What this task involves: What follows is a set of entries. Give them again exactly, without the pictures.

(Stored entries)
%%

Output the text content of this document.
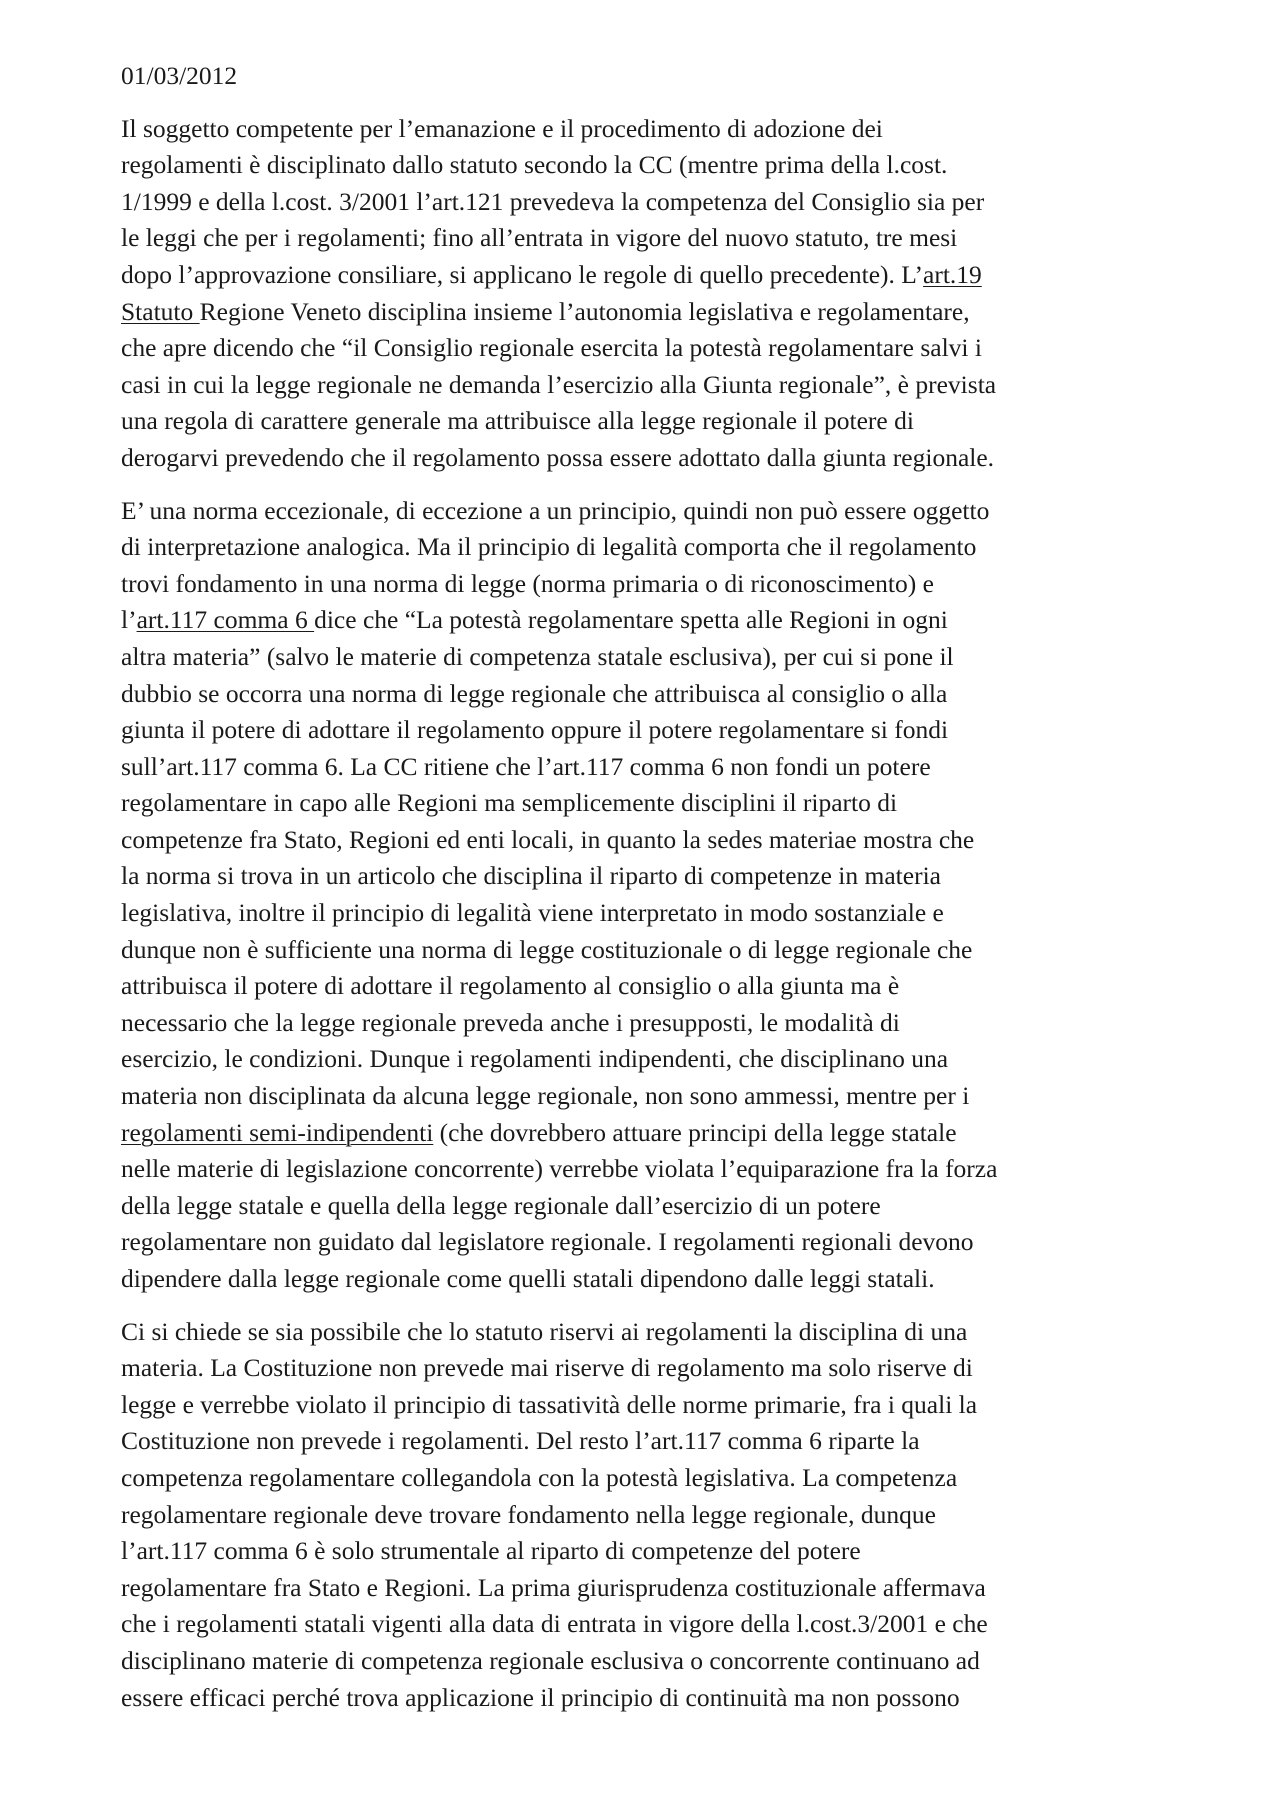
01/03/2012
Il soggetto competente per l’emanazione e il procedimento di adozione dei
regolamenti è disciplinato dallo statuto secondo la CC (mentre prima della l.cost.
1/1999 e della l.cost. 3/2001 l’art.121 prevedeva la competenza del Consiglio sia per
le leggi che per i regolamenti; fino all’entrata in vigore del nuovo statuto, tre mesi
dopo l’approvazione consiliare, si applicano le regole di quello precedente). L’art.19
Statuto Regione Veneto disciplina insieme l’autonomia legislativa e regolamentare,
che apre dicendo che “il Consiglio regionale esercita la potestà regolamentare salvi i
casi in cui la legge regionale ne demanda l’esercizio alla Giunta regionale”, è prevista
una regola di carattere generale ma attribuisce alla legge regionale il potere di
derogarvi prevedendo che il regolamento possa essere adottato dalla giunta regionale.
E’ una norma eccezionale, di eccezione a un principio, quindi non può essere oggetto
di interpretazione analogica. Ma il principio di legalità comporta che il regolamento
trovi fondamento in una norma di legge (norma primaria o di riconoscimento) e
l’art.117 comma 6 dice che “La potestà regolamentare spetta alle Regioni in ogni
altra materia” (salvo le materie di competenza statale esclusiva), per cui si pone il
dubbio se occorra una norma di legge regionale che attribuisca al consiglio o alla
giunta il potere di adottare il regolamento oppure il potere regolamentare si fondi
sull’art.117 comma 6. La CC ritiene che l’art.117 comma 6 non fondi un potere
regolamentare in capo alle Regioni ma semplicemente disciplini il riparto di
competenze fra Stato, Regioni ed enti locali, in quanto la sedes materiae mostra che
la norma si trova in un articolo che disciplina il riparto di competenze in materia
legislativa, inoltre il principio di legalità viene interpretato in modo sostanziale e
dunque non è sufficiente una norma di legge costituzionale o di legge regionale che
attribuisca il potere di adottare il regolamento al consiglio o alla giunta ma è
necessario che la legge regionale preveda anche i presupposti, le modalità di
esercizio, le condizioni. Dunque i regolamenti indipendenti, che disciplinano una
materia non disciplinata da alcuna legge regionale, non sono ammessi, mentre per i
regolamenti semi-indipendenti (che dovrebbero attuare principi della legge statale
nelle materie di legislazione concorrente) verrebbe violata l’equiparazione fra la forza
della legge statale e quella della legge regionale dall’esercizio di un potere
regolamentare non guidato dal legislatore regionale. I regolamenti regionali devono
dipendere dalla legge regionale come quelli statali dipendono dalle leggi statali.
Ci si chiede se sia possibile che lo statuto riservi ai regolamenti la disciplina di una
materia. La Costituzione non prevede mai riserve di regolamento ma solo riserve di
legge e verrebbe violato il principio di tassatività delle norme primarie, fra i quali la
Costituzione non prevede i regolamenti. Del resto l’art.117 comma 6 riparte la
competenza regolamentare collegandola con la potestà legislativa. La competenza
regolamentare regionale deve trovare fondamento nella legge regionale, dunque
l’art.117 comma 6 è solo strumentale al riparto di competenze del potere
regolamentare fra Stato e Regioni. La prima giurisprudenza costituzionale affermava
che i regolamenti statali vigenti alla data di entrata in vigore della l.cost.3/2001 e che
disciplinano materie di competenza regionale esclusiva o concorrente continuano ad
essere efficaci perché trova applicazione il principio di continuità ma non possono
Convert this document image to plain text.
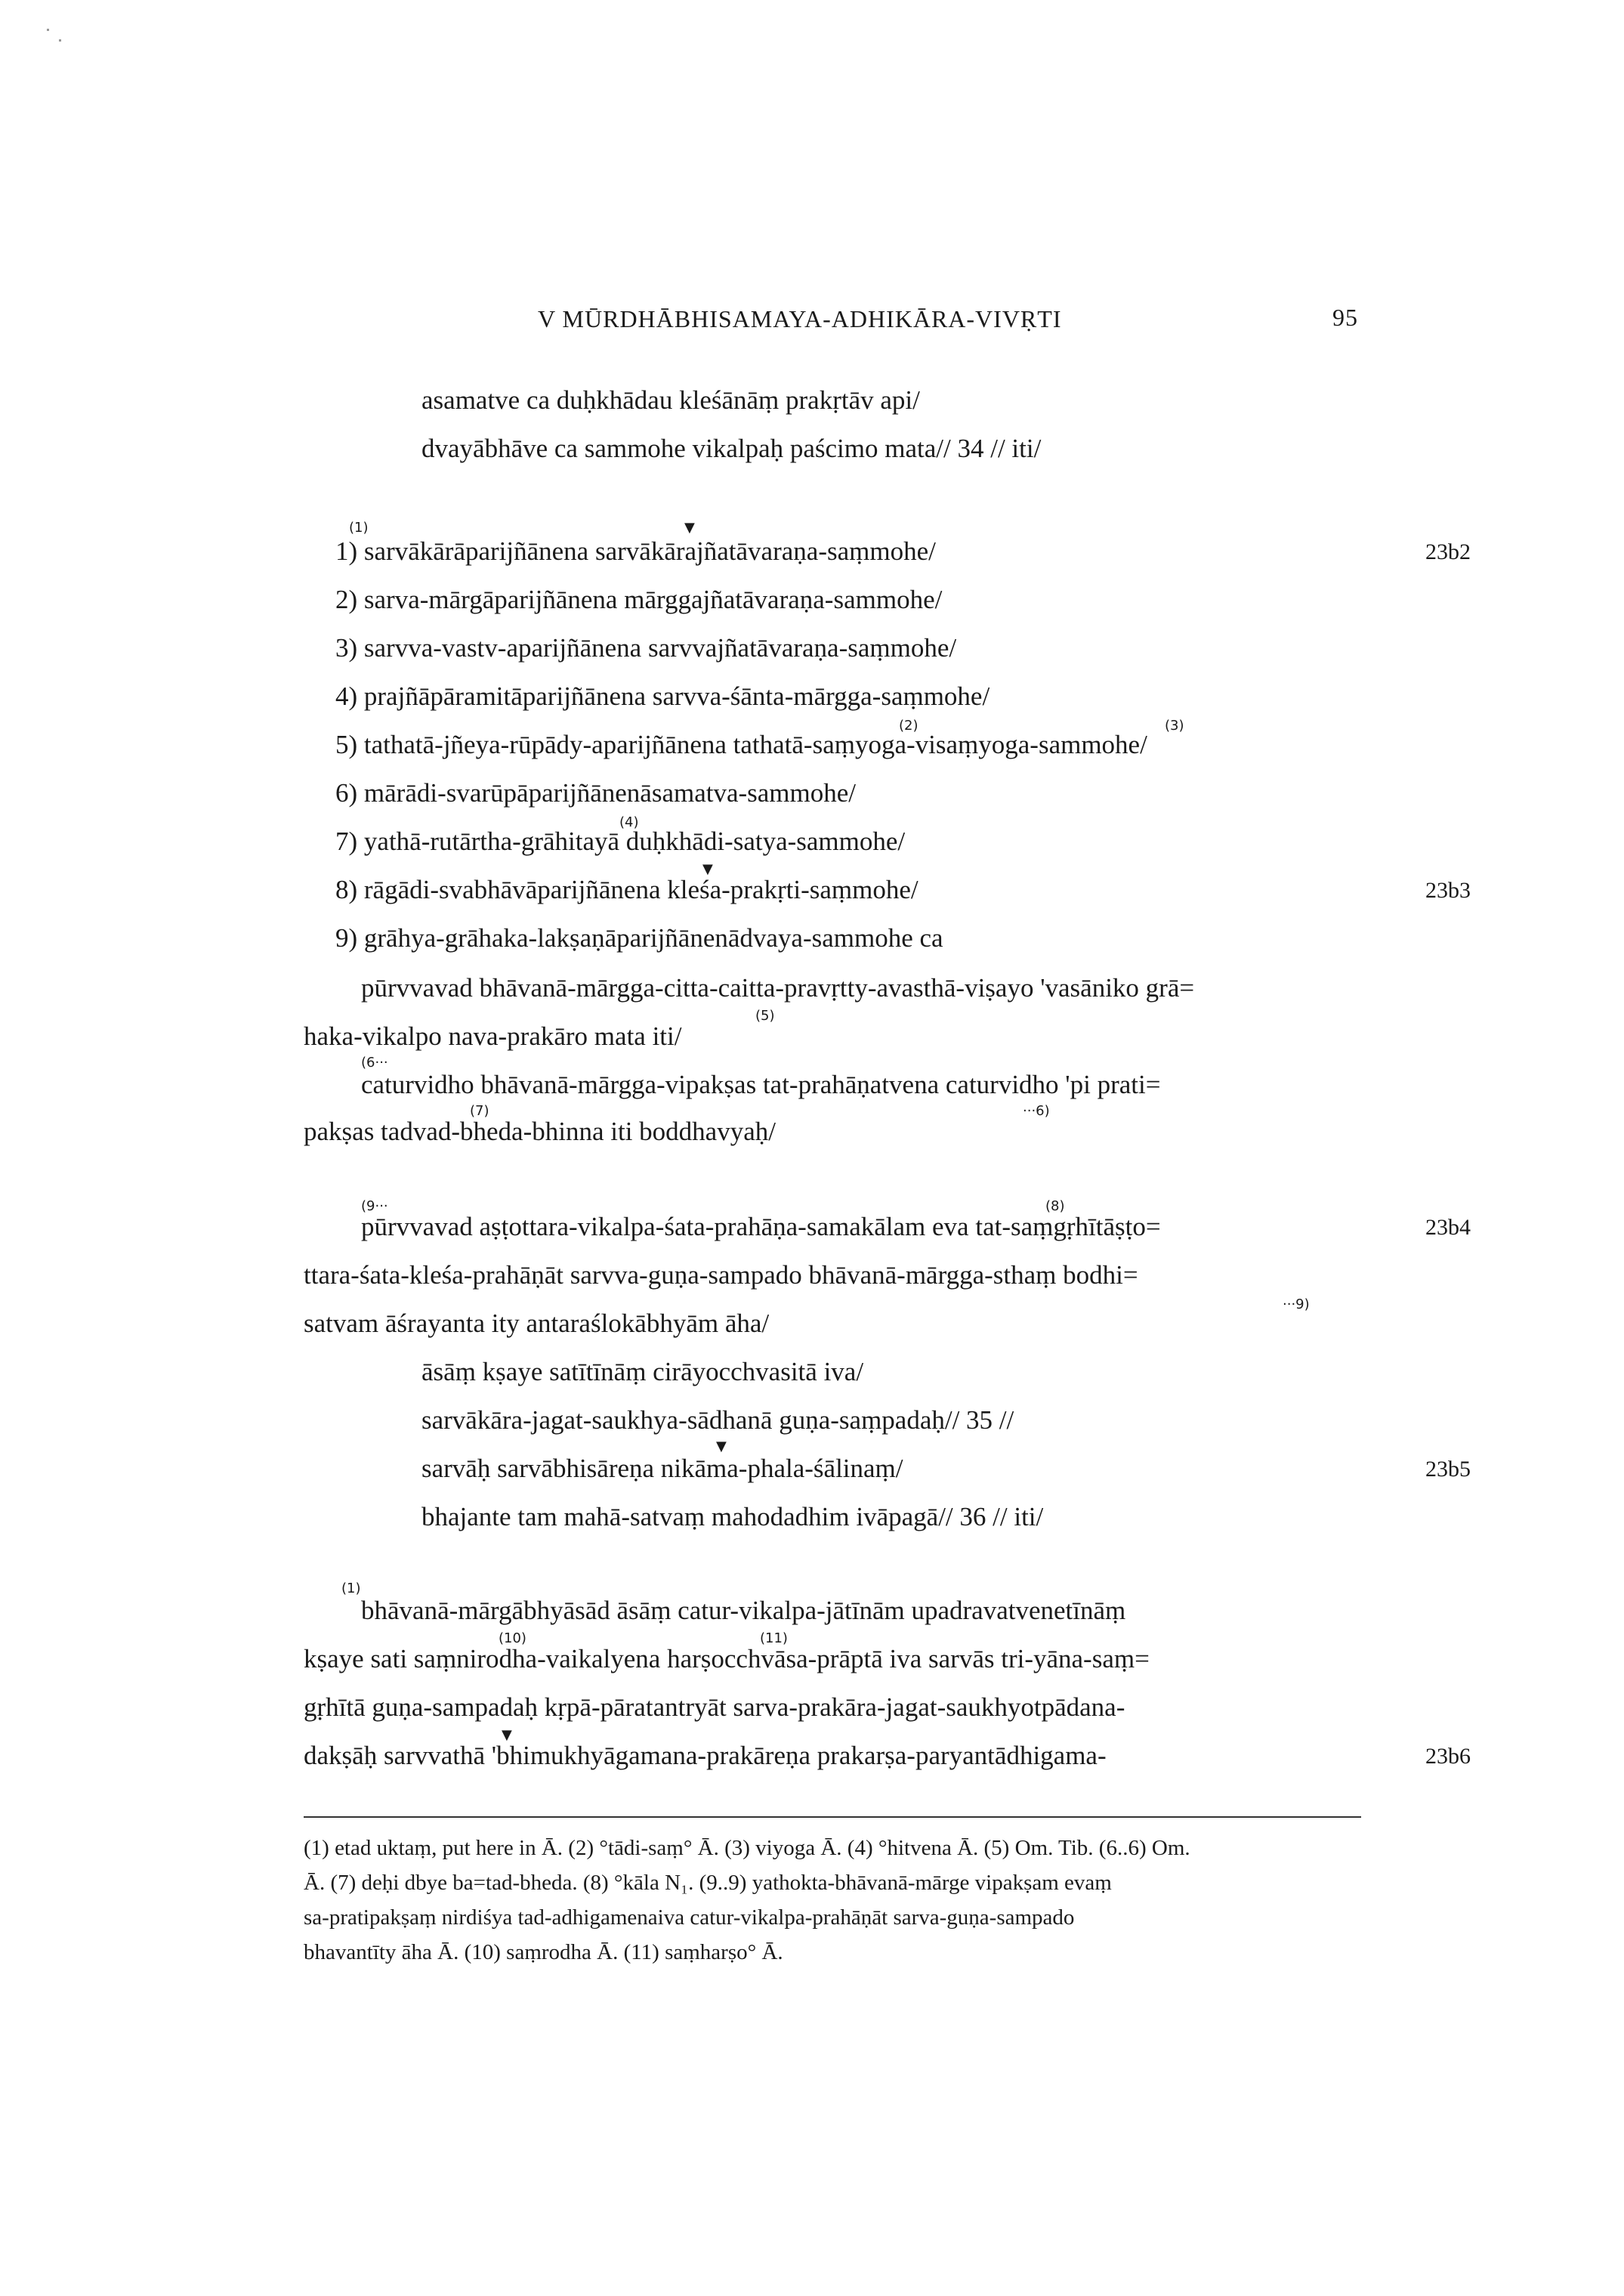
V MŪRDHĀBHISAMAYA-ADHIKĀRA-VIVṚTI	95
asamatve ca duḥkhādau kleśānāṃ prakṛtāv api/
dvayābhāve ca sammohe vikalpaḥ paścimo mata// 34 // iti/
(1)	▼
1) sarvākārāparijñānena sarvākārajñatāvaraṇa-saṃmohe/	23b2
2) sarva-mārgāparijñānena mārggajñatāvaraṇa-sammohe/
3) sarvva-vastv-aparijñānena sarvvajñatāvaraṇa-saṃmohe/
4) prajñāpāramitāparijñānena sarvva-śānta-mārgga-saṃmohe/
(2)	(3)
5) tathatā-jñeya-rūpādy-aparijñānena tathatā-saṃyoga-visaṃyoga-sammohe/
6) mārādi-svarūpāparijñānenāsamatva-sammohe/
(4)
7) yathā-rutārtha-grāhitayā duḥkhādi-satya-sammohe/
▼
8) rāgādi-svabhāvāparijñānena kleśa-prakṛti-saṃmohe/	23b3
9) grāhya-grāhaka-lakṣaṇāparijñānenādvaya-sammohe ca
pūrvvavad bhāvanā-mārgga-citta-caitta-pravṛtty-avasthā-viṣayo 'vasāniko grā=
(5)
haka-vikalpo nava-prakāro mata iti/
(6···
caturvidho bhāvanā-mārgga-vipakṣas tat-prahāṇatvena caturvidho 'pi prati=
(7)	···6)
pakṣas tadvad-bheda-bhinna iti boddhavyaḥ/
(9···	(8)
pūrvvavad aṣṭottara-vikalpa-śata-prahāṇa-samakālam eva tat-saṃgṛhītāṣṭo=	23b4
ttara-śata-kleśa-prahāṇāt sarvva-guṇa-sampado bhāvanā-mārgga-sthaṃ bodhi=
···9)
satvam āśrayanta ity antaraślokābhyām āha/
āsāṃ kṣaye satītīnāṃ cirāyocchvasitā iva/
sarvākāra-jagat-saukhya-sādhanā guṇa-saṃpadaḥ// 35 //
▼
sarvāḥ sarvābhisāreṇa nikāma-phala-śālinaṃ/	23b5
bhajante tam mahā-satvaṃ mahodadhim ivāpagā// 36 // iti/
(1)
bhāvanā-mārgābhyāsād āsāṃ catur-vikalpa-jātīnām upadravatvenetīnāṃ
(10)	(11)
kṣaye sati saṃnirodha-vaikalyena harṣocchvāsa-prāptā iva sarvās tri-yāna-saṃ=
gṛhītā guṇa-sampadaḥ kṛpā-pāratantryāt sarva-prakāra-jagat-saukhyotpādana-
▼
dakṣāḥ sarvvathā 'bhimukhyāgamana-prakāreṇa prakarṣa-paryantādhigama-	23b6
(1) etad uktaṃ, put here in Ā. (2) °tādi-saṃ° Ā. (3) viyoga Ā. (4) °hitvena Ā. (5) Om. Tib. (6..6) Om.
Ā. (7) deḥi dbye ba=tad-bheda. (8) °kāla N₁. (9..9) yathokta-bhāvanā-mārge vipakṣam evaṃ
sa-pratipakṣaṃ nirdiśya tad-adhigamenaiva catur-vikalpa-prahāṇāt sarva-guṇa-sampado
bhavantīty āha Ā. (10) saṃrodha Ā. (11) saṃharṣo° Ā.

%%

Result:
Output the text content of this document.
01/03/2012
Il soggetto competente per l’emanazione e il procedimento di adozione dei
regolamenti è disciplinato dallo statuto secondo la CC (mentre prima della l.cost.
1/1999 e della l.cost. 3/2001 l’art.121 prevedeva la competenza del Consiglio sia per
le leggi che per i regolamenti; fino all’entrata in vigore del nuovo statuto, tre mesi
dopo l’approvazione consiliare, si applicano le regole di quello precedente). L’art.19
Statuto Regione Veneto disciplina insieme l’autonomia legislativa e regolamentare,
che apre dicendo che “il Consiglio regionale esercita la potestà regolamentare salvi i
casi in cui la legge regionale ne demanda l’esercizio alla Giunta regionale”, è prevista
una regola di carattere generale ma attribuisce alla legge regionale il potere di
derogarvi prevedendo che il regolamento possa essere adottato dalla giunta regionale.
E’ una norma eccezionale, di eccezione a un principio, quindi non può essere oggetto
di interpretazione analogica. Ma il principio di legalità comporta che il regolamento
trovi fondamento in una norma di legge (norma primaria o di riconoscimento) e
l’art.117 comma 6 dice che “La potestà regolamentare spetta alle Regioni in ogni
altra materia” (salvo le materie di competenza statale esclusiva), per cui si pone il
dubbio se occorra una norma di legge regionale che attribuisca al consiglio o alla
giunta il potere di adottare il regolamento oppure il potere regolamentare si fondi
sull’art.117 comma 6. La CC ritiene che l’art.117 comma 6 non fondi un potere
regolamentare in capo alle Regioni ma semplicemente disciplini il riparto di
competenze fra Stato, Regioni ed enti locali, in quanto la sedes materiae mostra che
la norma si trova in un articolo che disciplina il riparto di competenze in materia
legislativa, inoltre il principio di legalità viene interpretato in modo sostanziale e
dunque non è sufficiente una norma di legge costituzionale o di legge regionale che
attribuisca il potere di adottare il regolamento al consiglio o alla giunta ma è
necessario che la legge regionale preveda anche i presupposti, le modalità di
esercizio, le condizioni. Dunque i regolamenti indipendenti, che disciplinano una
materia non disciplinata da alcuna legge regionale, non sono ammessi, mentre per i
regolamenti semi-indipendenti (che dovrebbero attuare principi della legge statale
nelle materie di legislazione concorrente) verrebbe violata l’equiparazione fra la forza
della legge statale e quella della legge regionale dall’esercizio di un potere
regolamentare non guidato dal legislatore regionale. I regolamenti regionali devono
dipendere dalla legge regionale come quelli statali dipendono dalle leggi statali.
Ci si chiede se sia possibile che lo statuto riservi ai regolamenti la disciplina di una
materia. La Costituzione non prevede mai riserve di regolamento ma solo riserve di
legge e verrebbe violato il principio di tassatività delle norme primarie, fra i quali la
Costituzione non prevede i regolamenti. Del resto l’art.117 comma 6 riparte la
competenza regolamentare collegandola con la potestà legislativa. La competenza
regolamentare regionale deve trovare fondamento nella legge regionale, dunque
l’art.117 comma 6 è solo strumentale al riparto di competenze del potere
regolamentare fra Stato e Regioni. La prima giurisprudenza costituzionale affermava
che i regolamenti statali vigenti alla data di entrata in vigore della l.cost.3/2001 e che
disciplinano materie di competenza regionale esclusiva o concorrente continuano ad
essere efficaci perché trova applicazione il principio di continuità ma non possono
Convert this document image to plain text.
V MŪRDHĀBHISAMAYA-ADHIKĀRA-VIVṚTI	95
asamatve ca duḥkhādau kleśānāṃ prakṛtāv api/
dvayābhāve ca sammohe vikalpaḥ paścimo mata// 34 // iti/
(1)	▼
1) sarvākārāparijñānena sarvākārajñatāvaraṇa-saṃmohe/	23b2
2) sarva-mārgāparijñānena mārggajñatāvaraṇa-sammohe/
3) sarvva-vastv-aparijñānena sarvvajñatāvaraṇa-saṃmohe/
4) prajñāpāramitāparijñānena sarvva-śānta-mārgga-saṃmohe/
(2)	(3)
5) tathatā-jñeya-rūpādy-aparijñānena tathatā-saṃyoga-visaṃyoga-sammohe/
6) mārādi-svarūpāparijñānenāsamatva-sammohe/
(4)
7) yathā-rutārtha-grāhitayā duḥkhādi-satya-sammohe/
▼
8) rāgādi-svabhāvāparijñānena kleśa-prakṛti-saṃmohe/	23b3
9) grāhya-grāhaka-lakṣaṇāparijñānenādvaya-sammohe ca
pūrvvavad bhāvanā-mārgga-citta-caitta-pravṛtty-avasthā-viṣayo 'vasāniko grā=
(5)
haka-vikalpo nava-prakāro mata iti/
(6···
caturvidho bhāvanā-mārgga-vipakṣas tat-prahāṇatvena caturvidho 'pi prati=
(7)	···6)
pakṣas tadvad-bheda-bhinna iti boddhavyaḥ/
(9···	(8)
pūrvvavad aṣṭottara-vikalpa-śata-prahāṇa-samakālam eva tat-saṃgṛhītāṣṭo=	23b4
ttara-śata-kleśa-prahāṇāt sarvva-guṇa-sampado bhāvanā-mārgga-sthaṃ bodhi=
···9)
satvam āśrayanta ity antaraślokābhyām āha/
āsāṃ kṣaye satītīnāṃ cirāyocchvasitā iva/
sarvākāra-jagat-saukhya-sādhanā guṇa-saṃpadaḥ// 35 //
▼
sarvāḥ sarvābhisāreṇa nikāma-phala-śālinaṃ/	23b5
bhajante tam mahā-satvaṃ mahodadhim ivāpagā// 36 // iti/
(1)
bhāvanā-mārgābhyāsād āsāṃ catur-vikalpa-jātīnām upadravatvenetīnāṃ
(10)	(11)
kṣaye sati saṃnirodha-vaikalyena harṣocchvāsa-prāptā iva sarvās tri-yāna-saṃ=
gṛhītā guṇa-sampadaḥ kṛpā-pāratantryāt sarva-prakāra-jagat-saukhyotpādana-
▼
dakṣāḥ sarvvathā 'bhimukhyāgamana-prakāreṇa prakarṣa-paryantādhigama-	23b6
(1) etad uktaṃ, put here in Ā. (2) °tādi-saṃ° Ā. (3) viyoga Ā. (4) °hitvena Ā. (5) Om. Tib. (6..6) Om.
Ā. (7) deḥi dbye ba=tad-bheda. (8) °kāla N₁. (9..9) yathokta-bhāvanā-mārge vipakṣam evaṃ
sa-pratipakṣaṃ nirdiśya tad-adhigamenaiva catur-vikalpa-prahāṇāt sarva-guṇa-sampado
bhavantīty āha Ā. (10) saṃrodha Ā. (11) saṃharṣo° Ā.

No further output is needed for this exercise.